[Items from a figure collection]

^^^^^^^^^^^^^^^^

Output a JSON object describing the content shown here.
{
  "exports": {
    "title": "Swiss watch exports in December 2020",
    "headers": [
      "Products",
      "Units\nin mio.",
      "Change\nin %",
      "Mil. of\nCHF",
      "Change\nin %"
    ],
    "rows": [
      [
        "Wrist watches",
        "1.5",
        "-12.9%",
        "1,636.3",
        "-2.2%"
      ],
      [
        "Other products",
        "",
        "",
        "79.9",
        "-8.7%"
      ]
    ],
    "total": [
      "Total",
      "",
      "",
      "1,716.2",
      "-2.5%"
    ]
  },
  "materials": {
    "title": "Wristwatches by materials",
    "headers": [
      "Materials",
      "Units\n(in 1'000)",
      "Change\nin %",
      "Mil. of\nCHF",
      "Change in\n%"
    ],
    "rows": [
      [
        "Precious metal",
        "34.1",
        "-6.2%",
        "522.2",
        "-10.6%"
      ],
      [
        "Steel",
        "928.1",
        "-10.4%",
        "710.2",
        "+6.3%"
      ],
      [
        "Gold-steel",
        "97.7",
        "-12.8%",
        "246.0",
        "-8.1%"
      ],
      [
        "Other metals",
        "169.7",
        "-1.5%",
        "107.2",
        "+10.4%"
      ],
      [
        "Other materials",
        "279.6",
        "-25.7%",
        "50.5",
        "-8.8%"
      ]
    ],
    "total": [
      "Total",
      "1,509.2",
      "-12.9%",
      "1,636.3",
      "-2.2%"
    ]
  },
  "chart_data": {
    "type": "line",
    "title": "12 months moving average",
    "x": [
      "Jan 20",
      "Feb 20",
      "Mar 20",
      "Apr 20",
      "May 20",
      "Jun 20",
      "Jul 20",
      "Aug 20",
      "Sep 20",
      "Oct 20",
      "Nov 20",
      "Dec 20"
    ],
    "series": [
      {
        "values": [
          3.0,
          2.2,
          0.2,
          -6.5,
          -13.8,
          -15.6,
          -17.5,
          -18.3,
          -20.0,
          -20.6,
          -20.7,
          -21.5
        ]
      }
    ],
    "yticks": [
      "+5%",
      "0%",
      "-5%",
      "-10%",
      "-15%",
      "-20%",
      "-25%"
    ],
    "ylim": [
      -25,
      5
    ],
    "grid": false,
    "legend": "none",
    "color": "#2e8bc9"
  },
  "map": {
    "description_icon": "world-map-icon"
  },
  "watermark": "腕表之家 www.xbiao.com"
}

^^^^^^^^^^^^^^^^

Copy every line of the data that holds the string "exports".

  "exports": {
    "title": "Swiss watch exports in December 2020",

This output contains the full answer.